Provide nothing but the number of lines containing the string "name".

(Data items)

* * * *

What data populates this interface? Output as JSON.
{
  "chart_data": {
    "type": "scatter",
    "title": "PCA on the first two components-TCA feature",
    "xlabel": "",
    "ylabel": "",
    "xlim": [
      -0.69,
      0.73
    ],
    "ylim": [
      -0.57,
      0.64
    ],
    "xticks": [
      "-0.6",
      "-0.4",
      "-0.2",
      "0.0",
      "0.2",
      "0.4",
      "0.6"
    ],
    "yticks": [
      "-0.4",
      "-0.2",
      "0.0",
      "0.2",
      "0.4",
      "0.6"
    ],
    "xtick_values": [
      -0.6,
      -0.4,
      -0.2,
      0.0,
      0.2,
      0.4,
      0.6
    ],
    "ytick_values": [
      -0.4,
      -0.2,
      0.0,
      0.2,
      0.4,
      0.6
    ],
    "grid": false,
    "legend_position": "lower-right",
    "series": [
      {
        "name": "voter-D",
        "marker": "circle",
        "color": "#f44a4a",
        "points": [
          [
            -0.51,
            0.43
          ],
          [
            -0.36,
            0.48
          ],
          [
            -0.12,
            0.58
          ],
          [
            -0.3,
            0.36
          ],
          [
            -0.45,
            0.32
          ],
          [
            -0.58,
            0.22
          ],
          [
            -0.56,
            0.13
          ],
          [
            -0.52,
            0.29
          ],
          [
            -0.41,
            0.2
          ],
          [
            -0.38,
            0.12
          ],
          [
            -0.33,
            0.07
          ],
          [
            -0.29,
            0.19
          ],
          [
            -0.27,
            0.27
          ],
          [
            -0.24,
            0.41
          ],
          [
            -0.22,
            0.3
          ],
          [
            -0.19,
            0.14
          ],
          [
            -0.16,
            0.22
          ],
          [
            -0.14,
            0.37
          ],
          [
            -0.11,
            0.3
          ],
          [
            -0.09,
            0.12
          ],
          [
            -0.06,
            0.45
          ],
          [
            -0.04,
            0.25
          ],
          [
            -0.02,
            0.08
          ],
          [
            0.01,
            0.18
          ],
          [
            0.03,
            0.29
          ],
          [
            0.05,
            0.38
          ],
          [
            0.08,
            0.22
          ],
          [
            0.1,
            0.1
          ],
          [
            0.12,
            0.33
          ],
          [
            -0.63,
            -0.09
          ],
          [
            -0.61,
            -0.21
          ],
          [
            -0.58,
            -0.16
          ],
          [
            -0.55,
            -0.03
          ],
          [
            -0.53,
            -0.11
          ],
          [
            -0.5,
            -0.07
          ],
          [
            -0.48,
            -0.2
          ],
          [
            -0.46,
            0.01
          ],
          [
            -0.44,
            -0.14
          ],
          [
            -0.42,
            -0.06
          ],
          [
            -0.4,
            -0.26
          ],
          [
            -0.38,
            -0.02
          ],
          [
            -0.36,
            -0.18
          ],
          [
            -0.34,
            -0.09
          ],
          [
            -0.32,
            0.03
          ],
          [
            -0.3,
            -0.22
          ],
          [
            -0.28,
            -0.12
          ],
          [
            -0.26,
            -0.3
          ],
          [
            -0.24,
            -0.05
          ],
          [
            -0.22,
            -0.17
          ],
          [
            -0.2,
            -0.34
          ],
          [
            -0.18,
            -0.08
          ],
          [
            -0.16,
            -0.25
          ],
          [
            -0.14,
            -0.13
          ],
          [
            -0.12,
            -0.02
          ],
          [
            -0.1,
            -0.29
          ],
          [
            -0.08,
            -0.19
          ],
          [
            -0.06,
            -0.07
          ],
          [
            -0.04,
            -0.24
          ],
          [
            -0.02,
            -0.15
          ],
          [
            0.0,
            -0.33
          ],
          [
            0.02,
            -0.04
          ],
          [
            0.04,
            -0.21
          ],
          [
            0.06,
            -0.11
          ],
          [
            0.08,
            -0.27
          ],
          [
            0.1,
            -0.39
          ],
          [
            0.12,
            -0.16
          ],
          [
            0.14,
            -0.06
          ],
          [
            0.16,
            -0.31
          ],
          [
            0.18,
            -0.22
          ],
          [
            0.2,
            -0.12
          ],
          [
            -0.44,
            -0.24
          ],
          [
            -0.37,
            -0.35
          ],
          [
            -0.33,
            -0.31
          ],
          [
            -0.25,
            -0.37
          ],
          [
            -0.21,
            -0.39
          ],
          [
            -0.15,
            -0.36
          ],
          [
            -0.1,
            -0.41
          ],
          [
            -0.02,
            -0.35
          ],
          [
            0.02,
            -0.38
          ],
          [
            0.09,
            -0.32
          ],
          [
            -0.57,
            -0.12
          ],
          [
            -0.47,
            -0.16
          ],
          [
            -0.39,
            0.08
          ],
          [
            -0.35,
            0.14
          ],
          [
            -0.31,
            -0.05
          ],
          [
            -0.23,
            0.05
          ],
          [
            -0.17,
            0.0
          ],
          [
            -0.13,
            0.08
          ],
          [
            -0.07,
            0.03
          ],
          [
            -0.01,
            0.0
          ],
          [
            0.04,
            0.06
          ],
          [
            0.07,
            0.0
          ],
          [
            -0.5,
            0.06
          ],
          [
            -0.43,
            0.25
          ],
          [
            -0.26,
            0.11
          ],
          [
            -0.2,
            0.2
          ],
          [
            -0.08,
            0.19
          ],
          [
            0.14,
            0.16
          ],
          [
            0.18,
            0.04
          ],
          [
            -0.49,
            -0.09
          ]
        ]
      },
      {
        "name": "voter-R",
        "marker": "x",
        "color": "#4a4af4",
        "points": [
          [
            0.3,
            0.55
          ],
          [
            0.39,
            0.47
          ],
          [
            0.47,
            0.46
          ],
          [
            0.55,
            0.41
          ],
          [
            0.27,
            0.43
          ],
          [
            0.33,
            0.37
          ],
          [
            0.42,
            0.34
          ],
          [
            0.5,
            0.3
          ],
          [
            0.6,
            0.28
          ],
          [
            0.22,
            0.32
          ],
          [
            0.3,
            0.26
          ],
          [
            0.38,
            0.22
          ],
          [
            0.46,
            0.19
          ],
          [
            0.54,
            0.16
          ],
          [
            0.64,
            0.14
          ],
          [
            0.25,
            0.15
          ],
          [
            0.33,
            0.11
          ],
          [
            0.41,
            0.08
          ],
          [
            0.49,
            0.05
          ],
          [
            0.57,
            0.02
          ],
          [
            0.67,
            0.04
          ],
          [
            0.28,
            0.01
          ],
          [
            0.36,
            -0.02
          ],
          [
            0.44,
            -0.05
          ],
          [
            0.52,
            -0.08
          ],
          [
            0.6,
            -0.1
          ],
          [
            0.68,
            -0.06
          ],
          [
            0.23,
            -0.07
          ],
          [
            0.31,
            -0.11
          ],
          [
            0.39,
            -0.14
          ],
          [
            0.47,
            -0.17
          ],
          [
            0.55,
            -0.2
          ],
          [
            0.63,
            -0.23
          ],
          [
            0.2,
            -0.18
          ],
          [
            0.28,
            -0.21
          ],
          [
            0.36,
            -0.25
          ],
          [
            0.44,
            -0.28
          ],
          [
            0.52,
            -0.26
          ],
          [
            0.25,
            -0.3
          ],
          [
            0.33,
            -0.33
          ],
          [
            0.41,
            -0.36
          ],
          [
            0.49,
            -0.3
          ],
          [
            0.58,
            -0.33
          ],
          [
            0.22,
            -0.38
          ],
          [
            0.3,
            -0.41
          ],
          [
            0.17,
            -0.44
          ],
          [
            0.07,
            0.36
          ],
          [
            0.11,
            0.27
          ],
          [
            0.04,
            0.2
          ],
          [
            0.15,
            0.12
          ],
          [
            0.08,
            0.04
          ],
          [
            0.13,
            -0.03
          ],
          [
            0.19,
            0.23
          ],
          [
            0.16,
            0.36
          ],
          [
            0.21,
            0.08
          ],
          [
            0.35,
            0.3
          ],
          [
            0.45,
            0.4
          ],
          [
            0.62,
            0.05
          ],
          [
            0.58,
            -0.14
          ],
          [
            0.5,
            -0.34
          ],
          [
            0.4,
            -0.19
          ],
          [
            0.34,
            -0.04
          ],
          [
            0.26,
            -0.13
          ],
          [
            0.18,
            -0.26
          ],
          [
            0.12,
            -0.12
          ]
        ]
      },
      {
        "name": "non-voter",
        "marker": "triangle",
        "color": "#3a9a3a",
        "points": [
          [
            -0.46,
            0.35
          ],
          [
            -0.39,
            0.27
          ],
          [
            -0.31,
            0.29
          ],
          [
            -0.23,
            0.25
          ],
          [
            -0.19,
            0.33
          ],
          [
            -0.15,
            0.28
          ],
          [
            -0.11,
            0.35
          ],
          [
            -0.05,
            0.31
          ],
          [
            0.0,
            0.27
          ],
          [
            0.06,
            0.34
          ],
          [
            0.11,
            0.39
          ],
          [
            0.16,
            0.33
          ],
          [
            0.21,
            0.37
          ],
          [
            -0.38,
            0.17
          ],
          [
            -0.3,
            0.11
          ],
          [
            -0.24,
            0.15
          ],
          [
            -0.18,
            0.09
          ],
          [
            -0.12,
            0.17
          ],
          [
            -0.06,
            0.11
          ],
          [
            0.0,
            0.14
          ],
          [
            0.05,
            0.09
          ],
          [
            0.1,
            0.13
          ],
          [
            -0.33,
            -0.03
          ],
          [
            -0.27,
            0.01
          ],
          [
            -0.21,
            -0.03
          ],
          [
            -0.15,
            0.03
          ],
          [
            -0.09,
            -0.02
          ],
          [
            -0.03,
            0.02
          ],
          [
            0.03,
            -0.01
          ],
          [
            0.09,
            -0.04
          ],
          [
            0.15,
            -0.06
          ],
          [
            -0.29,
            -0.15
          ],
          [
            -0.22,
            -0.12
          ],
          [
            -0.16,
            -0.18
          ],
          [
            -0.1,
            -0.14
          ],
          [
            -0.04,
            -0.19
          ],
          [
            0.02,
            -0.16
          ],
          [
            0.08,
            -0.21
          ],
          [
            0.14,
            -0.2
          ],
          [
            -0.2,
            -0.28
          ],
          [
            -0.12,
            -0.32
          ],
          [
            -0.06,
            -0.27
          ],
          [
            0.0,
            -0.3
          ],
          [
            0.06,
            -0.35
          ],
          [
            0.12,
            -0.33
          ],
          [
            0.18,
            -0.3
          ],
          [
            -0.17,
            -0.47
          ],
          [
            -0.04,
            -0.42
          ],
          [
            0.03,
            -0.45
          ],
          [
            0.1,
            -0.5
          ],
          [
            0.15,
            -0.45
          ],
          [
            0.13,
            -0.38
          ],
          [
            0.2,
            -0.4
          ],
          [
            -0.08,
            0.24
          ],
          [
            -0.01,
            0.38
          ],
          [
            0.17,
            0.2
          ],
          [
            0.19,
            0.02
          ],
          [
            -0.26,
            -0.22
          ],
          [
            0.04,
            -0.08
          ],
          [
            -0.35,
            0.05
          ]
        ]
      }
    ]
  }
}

* * * *

• _TASK SOLUTION_: 3